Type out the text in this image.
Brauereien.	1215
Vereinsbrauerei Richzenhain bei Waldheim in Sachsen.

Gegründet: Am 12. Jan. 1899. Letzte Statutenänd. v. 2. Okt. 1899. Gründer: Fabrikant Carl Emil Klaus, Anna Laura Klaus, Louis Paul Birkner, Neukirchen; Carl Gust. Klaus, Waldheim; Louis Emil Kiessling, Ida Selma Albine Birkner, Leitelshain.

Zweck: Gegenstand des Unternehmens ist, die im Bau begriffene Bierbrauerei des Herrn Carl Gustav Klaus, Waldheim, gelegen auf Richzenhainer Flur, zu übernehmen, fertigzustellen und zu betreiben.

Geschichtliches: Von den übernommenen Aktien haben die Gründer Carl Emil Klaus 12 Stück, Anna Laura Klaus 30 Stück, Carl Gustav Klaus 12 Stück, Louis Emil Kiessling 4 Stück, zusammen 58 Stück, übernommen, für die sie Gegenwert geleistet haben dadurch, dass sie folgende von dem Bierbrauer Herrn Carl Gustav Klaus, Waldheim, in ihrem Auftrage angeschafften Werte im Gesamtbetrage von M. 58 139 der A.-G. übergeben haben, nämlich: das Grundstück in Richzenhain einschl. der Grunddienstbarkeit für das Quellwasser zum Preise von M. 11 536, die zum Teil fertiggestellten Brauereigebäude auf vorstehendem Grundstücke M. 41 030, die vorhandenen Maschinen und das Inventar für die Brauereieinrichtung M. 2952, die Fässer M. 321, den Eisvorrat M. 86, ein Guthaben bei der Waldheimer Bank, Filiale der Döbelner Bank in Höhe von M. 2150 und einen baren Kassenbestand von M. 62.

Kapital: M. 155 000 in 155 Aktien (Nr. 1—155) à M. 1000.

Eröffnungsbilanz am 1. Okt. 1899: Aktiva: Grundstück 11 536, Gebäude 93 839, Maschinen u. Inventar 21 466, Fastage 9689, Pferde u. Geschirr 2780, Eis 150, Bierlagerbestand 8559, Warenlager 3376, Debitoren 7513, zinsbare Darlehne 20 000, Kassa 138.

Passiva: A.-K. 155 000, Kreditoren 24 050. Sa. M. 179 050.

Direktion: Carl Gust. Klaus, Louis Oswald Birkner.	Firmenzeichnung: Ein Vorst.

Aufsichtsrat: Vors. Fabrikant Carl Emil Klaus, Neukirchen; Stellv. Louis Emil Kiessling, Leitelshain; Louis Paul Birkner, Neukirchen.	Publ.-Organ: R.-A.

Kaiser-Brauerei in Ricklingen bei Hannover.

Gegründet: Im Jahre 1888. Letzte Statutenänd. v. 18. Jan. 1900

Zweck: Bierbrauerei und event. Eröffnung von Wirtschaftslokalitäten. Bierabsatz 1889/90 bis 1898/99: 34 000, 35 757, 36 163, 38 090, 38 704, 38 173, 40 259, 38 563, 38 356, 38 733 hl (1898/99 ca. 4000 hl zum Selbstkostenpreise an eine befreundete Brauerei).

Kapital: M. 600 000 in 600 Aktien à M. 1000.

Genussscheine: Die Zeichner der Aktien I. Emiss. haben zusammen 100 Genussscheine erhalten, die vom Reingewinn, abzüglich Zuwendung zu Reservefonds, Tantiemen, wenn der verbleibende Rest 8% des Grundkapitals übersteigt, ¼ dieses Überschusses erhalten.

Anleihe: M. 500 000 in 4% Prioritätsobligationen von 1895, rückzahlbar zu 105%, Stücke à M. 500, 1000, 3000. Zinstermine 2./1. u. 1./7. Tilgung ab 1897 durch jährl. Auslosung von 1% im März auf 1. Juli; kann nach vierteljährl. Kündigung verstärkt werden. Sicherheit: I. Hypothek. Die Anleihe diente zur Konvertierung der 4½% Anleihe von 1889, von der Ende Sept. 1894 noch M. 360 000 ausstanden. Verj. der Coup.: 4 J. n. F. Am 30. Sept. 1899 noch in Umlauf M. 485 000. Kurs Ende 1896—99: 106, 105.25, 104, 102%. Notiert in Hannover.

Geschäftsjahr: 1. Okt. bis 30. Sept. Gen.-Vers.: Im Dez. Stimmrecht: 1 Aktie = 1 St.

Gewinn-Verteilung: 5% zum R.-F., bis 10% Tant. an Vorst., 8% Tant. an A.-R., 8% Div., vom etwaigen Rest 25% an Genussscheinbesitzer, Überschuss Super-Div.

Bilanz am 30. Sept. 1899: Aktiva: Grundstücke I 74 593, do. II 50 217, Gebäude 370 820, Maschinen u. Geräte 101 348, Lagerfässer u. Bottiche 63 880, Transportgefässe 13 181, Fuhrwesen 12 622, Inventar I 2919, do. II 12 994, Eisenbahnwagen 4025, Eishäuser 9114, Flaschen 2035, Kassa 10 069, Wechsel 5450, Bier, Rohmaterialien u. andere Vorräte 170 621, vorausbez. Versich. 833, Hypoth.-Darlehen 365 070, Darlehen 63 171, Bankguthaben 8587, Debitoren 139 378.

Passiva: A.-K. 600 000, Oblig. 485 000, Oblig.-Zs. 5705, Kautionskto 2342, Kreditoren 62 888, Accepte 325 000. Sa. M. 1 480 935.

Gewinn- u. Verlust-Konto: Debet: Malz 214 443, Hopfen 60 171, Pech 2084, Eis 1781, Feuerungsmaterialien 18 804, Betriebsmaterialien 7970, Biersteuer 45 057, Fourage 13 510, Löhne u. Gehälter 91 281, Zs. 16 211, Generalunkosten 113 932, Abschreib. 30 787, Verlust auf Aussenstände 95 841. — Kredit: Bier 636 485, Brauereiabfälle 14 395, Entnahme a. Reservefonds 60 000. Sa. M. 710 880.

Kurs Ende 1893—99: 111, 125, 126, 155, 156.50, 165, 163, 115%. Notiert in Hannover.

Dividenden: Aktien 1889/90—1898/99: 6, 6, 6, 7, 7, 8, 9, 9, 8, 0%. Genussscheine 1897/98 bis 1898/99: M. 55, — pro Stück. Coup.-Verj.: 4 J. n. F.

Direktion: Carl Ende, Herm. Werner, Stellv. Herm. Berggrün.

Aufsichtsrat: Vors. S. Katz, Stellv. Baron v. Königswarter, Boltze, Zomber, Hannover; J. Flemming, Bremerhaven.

◆ Aim:
Look through the data above. Find each line with the string "Kreditoren" and copy it.

◆ Answer to this problem:
Passiva: A.-K. 155 000, Kreditoren 24 050. Sa. M. 179 050.
Passiva: A.-K. 600 000, Oblig. 485 000, Oblig.-Zs. 5705, Kautionskto 2342, Kreditoren 62 888, Accepte 325 000. Sa. M. 1 480 935.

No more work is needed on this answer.